→ **Okuma Metni**:

>>>>

Sözleşmeler, imzalar, kararlar… Hepsi değerlidir. Ancak daha da önemlisi insanların eylemleriyle söylemleri arasındaki uyumun ortaya çıkardığı güvendir. Zira insanlar, yazılı olanlara bakarlar, ancak söze daha çok bakarlar. Hele bizim coğrafyamızın kültürü, bunu abartılı bir davranış biçimine dönüştürmüştür.
Kalp ile davranışlar ve dil arasındaki kanallar açık olduğunda, söylenen her şey, gösterilen her mimik değerli olur. Sorunları çözecek olan, büyük başarıların meşalelerine ateş taşıyan da “içten olma” durumudur.
Oysaki problemler, problemin tarafları tarafından çözülebildiği oranda hakkaniyetli olur. Araya girmiş insanların hatırları, mahkemelerin verdiği kararlar, hep bir tarafı mutlu, diğer tarafı ise mutsuz kılar. Çözümler için temel kriter, tüm taraflarda “hakkaniyet” duygusunun olmasıdır.

<<<<

→ **Veri Kesitleri**:
>>>>

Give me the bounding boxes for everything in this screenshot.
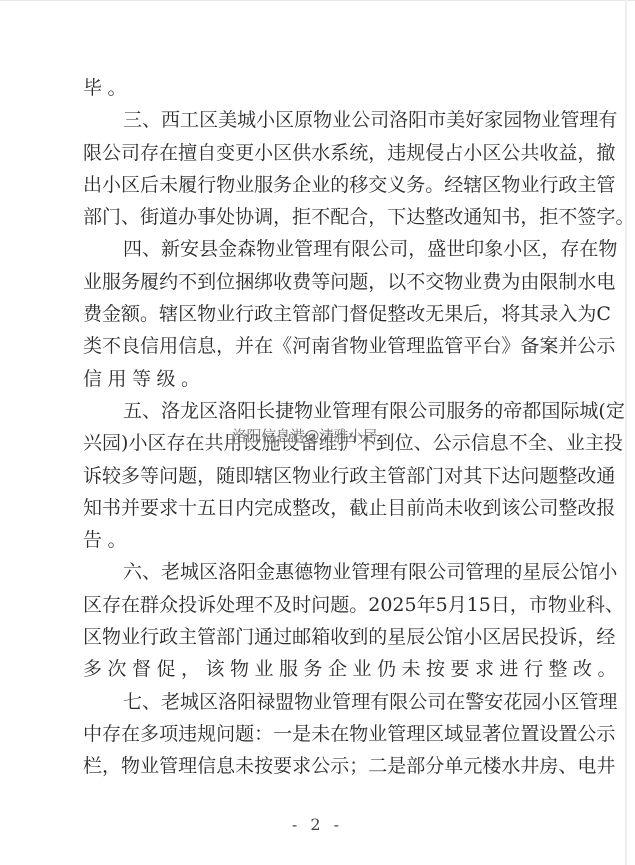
text-line: 三、西工区美城小区原物业公司洛阳市美好家园物业管理有 xyxy=(83,104,585,136)
page-top-border xyxy=(0,0,635,1)
text-line: 七、老城区洛阳禄盟物业管理有限公司在警安花园小区管理 xyxy=(83,686,585,718)
text-line: 诉较多等问题，随即辖区物业行政主管部门对其下达问题整改通 xyxy=(83,460,585,492)
text-line: 栏，物业管理信息未按要求公示；二是部分单元楼水井房、电井 xyxy=(83,750,585,782)
text-line: 五、洛龙区洛阳长捷物业管理有限公司服务的帝都国际城(定 xyxy=(83,395,585,427)
text-line: 部门、街道办事处协调，拒不配合，下达整改通知书，拒不签字。 xyxy=(83,201,585,233)
watermark: 洛阳信息港@清雅小居 xyxy=(232,425,377,446)
text-line: 中存在多项违规问题：一是未在物业管理区域显著位置设置公示 xyxy=(83,718,585,750)
page-number: - 2 - xyxy=(0,815,635,834)
text-line: 业服务履约不到位捆绑收费等问题，以不交物业费为由限制水电 xyxy=(83,266,585,298)
text-line: 毕。 xyxy=(83,72,585,104)
text-line: 信用等级。 xyxy=(83,363,585,395)
text-line: 告。 xyxy=(83,524,585,556)
text-line: 费金额。辖区物业行政主管部门督促整改无果后，将其录入为C xyxy=(83,298,585,330)
text-line: 知书并要求十五日内完成整改，截止目前尚未收到该公司整改报 xyxy=(83,492,585,524)
text-line: 四、新安县金森物业管理有限公司，盛世印象小区，存在物 xyxy=(83,233,585,265)
text-line: 区存在群众投诉处理不及时问题。2025年5月15日，市物业科、 xyxy=(83,589,585,621)
text-line: 限公司存在擅自变更小区供水系统，违规侵占小区公共收益，撤 xyxy=(83,137,585,169)
page-right-border xyxy=(625,0,627,865)
text-line: 多次督促，该物业服务企业仍未按要求进行整改。 xyxy=(83,653,585,685)
text-line: 六、老城区洛阳金惠德物业管理有限公司管理的星辰公馆小 xyxy=(83,556,585,588)
text-line: 区物业行政主管部门通过邮箱收到的星辰公馆小区居民投诉，经 xyxy=(83,621,585,653)
text-line: 类不良信用信息，并在《河南省物业管理监管平台》备案并公示 xyxy=(83,330,585,362)
text-line: 出小区后未履行物业服务企业的移交义务。经辖区物业行政主管 xyxy=(83,169,585,201)
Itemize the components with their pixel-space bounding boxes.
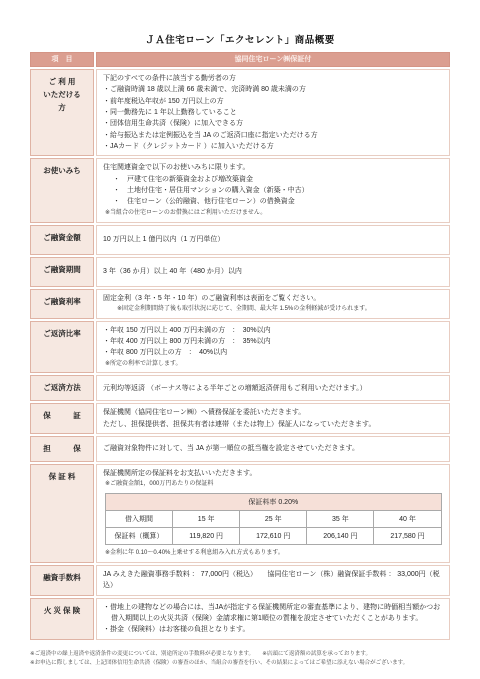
content-line: ・掛金（保険料）はお客様の負担となります。 — [103, 624, 443, 635]
row-label: ご返済比率 — [30, 321, 94, 374]
content-line: 固定金利（3 年・5 年・10 年）のご融資利率は表面をご覧ください。 — [103, 293, 443, 304]
row-content: 3 年（36 か月）以上 40 年（480 か月）以内 — [96, 257, 450, 287]
header-row: 項 目 協同住宅ローン㈱保証付 — [30, 52, 450, 67]
content-line: ご融資対象物件に対して、当 JA が第一順位の抵当権を設定させていただきます。 — [103, 443, 443, 454]
row-label: ご 利 用 いただける 方 — [30, 69, 94, 156]
content-line: JA みえきた融資事務手数料 ： 77,000円（税込） 協同住宅ローン（株）融… — [103, 569, 443, 592]
row-label: 保 証 — [30, 403, 94, 434]
row-label: ご融資金額 — [30, 225, 94, 255]
row-content: JA みえきた融資事務手数料 ： 77,000円（税込） 協同住宅ローン（株）融… — [96, 565, 450, 596]
guarantee-rate-table: 保証料率 0.20%借入期間15 年25 年35 年40 年保証料（概算）119… — [105, 493, 442, 545]
row-content: 保証機関（協同住宅ローン㈱）へ債務保証を委託いただきます。ただし、担保提供者、担… — [96, 403, 450, 434]
row-label: お使いみち — [30, 158, 94, 222]
content-line: ・借地上の建物などの場合には、当JAが指定する保証機関所定の審査基準により、建物… — [103, 602, 443, 625]
content-line: 住宅関連資金で以下のお使いみちに限ります。 — [103, 162, 443, 173]
table-row: ご返済比率・年収 150 万円以上 400 万円未満の方 ： 30%以内・年収 … — [30, 321, 450, 374]
row-content: 固定金利（3 年・5 年・10 年）のご融資利率は表面をご覧ください。※固定金利… — [96, 289, 450, 319]
term-header-cell: 25 年 — [240, 511, 307, 528]
content-line: ・団体信用生命共済（保険）に加入できる方 — [103, 118, 443, 129]
table-row: ご融資金額10 万円以上 1 億円以内（1 万円単位） — [30, 225, 450, 255]
row-label: ご返済方法 — [30, 375, 94, 401]
content-line: 10 万円以上 1 億円以内（1 万円単位） — [103, 234, 443, 245]
row-label: 火 災 保 険 — [30, 598, 94, 640]
fee-cell: 119,820 円 — [173, 528, 240, 545]
footnotes: ※ご返済中の繰上返済や返済条件の変更については、別途所定の手数料が必要となります… — [30, 650, 480, 669]
content-line: ※固定金利期間終了後も取引状況に応じて、全期間、最大年 1.5%の金利軽減が受け… — [103, 304, 443, 315]
content-line: 保証機関（協同住宅ローン㈱）へ債務保証を委託いただきます。 — [103, 407, 443, 418]
table-row: 保 証 料保証機関所定の保証料をお支払いいただきます。※ご融資金額1，000万円… — [30, 464, 450, 563]
row-content: ・年収 150 万円以上 400 万円未満の方 ： 30%以内・年収 400 万… — [96, 321, 450, 374]
content-line: ・JAカード（クレジットカード ）に加入いただける方 — [103, 141, 443, 152]
row-label: ご融資期間 — [30, 257, 94, 287]
product-table: 項 目 協同住宅ローン㈱保証付 ご 利 用 いただける 方下記のすべての条件に該… — [28, 50, 452, 642]
table-row: ご 利 用 いただける 方下記のすべての条件に該当する勤労者の方・ご融資時満 1… — [30, 69, 450, 156]
content-line: ・同一勤務先に 1 年以上勤務していること — [103, 107, 443, 118]
header-item-col: 項 目 — [30, 52, 94, 67]
fee-cell: 172,610 円 — [240, 528, 307, 545]
row-label: ご融資利率 — [30, 289, 94, 319]
term-header-cell: 15 年 — [173, 511, 240, 528]
content-line: ※所定の利率で計算します。 — [103, 359, 443, 370]
content-line: ※ご融資金額1，000万円あたりの保証料 — [103, 479, 443, 490]
content-line: 保証機関所定の保証料をお支払いいただきます。 — [103, 468, 443, 479]
content-line: ※当組合の住宅ローンのお借換にはご利用いただけません。 — [103, 208, 443, 219]
row-label: 保 証 料 — [30, 464, 94, 563]
fee-cell: 206,140 円 — [307, 528, 374, 545]
content-line: ・年収 150 万円以上 400 万円未満の方 ： 30%以内 — [103, 325, 443, 336]
content-line: ・ 土地付住宅・居住用マンションの購入資金（新築・中古） — [103, 185, 443, 196]
row-label: 担 保 — [30, 436, 94, 462]
page-title: ＪＡ住宅ローン「エクセレント」商品概要 — [0, 0, 480, 46]
content-line: ・ 住宅ローン（公的融資、他行住宅ローン）の借換資金 — [103, 196, 443, 207]
row-label: 融資手数料 — [30, 565, 94, 596]
header-product-col: 協同住宅ローン㈱保証付 — [96, 52, 450, 67]
row-content: 元利均等返済 （ボーナス等による半年ごとの増額返済併用もご利用いただけます。） — [96, 375, 450, 401]
content-line: 3 年（36 か月）以上 40 年（480 か月）以内 — [103, 266, 443, 277]
table-row: 融資手数料JA みえきた融資事務手数料 ： 77,000円（税込） 協同住宅ロー… — [30, 565, 450, 596]
content-line: ・年収 800 万円以上の方 ： 40%以内 — [103, 347, 443, 358]
row-content: 10 万円以上 1 億円以内（1 万円単位） — [96, 225, 450, 255]
fee-cell: 217,580 円 — [374, 528, 441, 545]
rate-header-cell: 保証料率 0.20% — [106, 494, 442, 511]
row-content: 住宅関連資金で以下のお使いみちに限ります。・ 戸建て住宅の新築資金および増改築資… — [96, 158, 450, 222]
row-content: ご融資対象物件に対して、当 JA が第一順位の抵当権を設定させていただきます。 — [96, 436, 450, 462]
table-row: 保 証保証機関（協同住宅ローン㈱）へ債務保証を委託いただきます。ただし、担保提供… — [30, 403, 450, 434]
content-line: ・ 戸建て住宅の新築資金および増改築資金 — [103, 174, 443, 185]
content-line: ※金利に年 0.10～0.40%上乗せする利息組み入れ方式もあります。 — [103, 548, 443, 559]
table-row: ご融資期間3 年（36 か月）以上 40 年（480 か月）以内 — [30, 257, 450, 287]
content-line: ・年収 400 万円以上 800 万円未満の方 ： 35%以内 — [103, 336, 443, 347]
footnote: ※ご返済中の繰上返済や返済条件の変更については、別途所定の手数料が必要となります… — [30, 650, 480, 659]
content-line: ・ご融資時満 18 歳以上満 66 歳未満で、完済時満 80 歳未満の方 — [103, 84, 443, 95]
row-content: 保証機関所定の保証料をお支払いいただきます。※ご融資金額1，000万円あたりの保… — [96, 464, 450, 563]
row-content: ・借地上の建物などの場合には、当JAが指定する保証機関所定の審査基準により、建物… — [96, 598, 450, 640]
table-row: お使いみち住宅関連資金で以下のお使いみちに限ります。・ 戸建て住宅の新築資金およ… — [30, 158, 450, 222]
content-line: ただし、担保提供者、担保共有者は連帯（または物上）保証人になっていただきます。 — [103, 419, 443, 430]
term-header-cell: 35 年 — [307, 511, 374, 528]
table-row: 担 保ご融資対象物件に対して、当 JA が第一順位の抵当権を設定させていただきま… — [30, 436, 450, 462]
table-row: 火 災 保 険・借地上の建物などの場合には、当JAが指定する保証機関所定の審査基… — [30, 598, 450, 640]
footnote: ※お申込に際しましては、上記団体信用生命共済（保険）の審査のほか、当組合の審査を… — [30, 659, 480, 668]
content-line: ・給与振込または定例振込を当 JA のご返済口座に指定いただける方 — [103, 130, 443, 141]
term-label-cell: 借入期間 — [106, 511, 173, 528]
product-table-body: ご 利 用 いただける 方下記のすべての条件に該当する勤労者の方・ご融資時満 1… — [30, 69, 450, 640]
content-line: 下記のすべての条件に該当する勤労者の方 — [103, 73, 443, 84]
content-line: 元利均等返済 （ボーナス等による半年ごとの増額返済併用もご利用いただけます。） — [103, 383, 443, 394]
row-content: 下記のすべての条件に該当する勤労者の方・ご融資時満 18 歳以上満 66 歳未満… — [96, 69, 450, 156]
table-row: ご融資利率固定金利（3 年・5 年・10 年）のご融資利率は表面をご覧ください。… — [30, 289, 450, 319]
document-page: ＪＡ住宅ローン「エクセレント」商品概要 項 目 協同住宅ローン㈱保証付 ご 利 … — [0, 0, 480, 679]
product-table-header: 項 目 協同住宅ローン㈱保証付 — [30, 52, 450, 67]
table-row: ご返済方法元利均等返済 （ボーナス等による半年ごとの増額返済併用もご利用いただけ… — [30, 375, 450, 401]
content-line: ・前年度税込年収が 150 万円以上の方 — [103, 96, 443, 107]
term-header-cell: 40 年 — [374, 511, 441, 528]
fee-row-label: 保証料（概算） — [106, 528, 173, 545]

<<<<

→ **Yapılacak Görevler**:
**A.** Okuma metnindeki “Çözümler için temel kriter, tüm taraflarda “hakkaniyet” duygusunun olmasıdır.” cümlesini İngilizceye çevirin.
**B.** Kayıtlarda "text-line: 三、西工区美城小区原物业公司洛阳市美好家园物业管理有 xyxy=(83,104,585,136)" ifadesini içeren satırla açılıp "text-line: 部门、街道办事处协调，拒不配合，下达整改通知书，拒不签字。 xyxy=(83,201,585,233)" ifadesini içeren satırla kapanan bölümü, iki uç satır da dahil olmak üzere, hiçbir değişiklik yapmadan yeniden yazın.
Okuma metniyle kayıtlar arasında herhangi bir bağlantı yoktur.

→ **Görev Yanıtları**:
**A.** The basic criterion for solutions is that there is a sense of "fairness" on all sides.

**B.**
text-line: 三、西工区美城小区原物业公司洛阳市美好家园物业管理有 xyxy=(83,104,585,136)
page-top-border xyxy=(0,0,635,1)
text-line: 七、老城区洛阳禄盟物业管理有限公司在警安花园小区管理 xyxy=(83,686,585,718)
text-line: 诉较多等问题，随即辖区物业行政主管部门对其下达问题整改通 xyxy=(83,460,585,492)
text-line: 栏，物业管理信息未按要求公示；二是部分单元楼水井房、电井 xyxy=(83,750,585,782)
text-line: 五、洛龙区洛阳长捷物业管理有限公司服务的帝都国际城(定 xyxy=(83,395,585,427)
text-line: 部门、街道办事处协调，拒不配合，下达整改通知书，拒不签字。 xyxy=(83,201,585,233)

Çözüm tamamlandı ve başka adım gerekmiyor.